SET PROBLEM — Of the lines in the entries, how many hold the word "color"? Give that number alone.

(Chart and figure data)
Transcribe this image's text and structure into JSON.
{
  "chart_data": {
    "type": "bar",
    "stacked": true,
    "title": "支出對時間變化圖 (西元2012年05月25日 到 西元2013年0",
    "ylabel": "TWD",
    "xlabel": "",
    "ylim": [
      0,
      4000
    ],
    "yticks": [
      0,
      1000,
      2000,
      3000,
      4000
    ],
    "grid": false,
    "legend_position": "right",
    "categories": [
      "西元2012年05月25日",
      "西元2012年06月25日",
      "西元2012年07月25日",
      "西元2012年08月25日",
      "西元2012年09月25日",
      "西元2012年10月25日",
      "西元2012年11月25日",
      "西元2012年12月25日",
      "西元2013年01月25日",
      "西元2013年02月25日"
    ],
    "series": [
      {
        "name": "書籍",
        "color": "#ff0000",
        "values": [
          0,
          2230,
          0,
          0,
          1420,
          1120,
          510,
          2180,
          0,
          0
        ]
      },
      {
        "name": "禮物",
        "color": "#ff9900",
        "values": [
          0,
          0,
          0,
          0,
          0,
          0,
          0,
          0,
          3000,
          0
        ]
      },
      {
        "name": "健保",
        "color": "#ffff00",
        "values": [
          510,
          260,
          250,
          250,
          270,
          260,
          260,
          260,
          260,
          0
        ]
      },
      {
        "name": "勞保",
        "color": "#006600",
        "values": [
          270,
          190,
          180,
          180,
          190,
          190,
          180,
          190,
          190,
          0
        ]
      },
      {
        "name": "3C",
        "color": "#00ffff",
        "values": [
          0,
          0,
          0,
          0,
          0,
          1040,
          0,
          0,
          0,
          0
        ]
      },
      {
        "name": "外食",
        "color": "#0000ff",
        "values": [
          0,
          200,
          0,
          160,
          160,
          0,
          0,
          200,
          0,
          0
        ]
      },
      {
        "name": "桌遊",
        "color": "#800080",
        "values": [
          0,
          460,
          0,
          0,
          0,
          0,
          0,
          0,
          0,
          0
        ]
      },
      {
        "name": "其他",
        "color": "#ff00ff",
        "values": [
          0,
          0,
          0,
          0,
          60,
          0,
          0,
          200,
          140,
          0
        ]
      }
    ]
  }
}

COMPLETE ANSWER — 8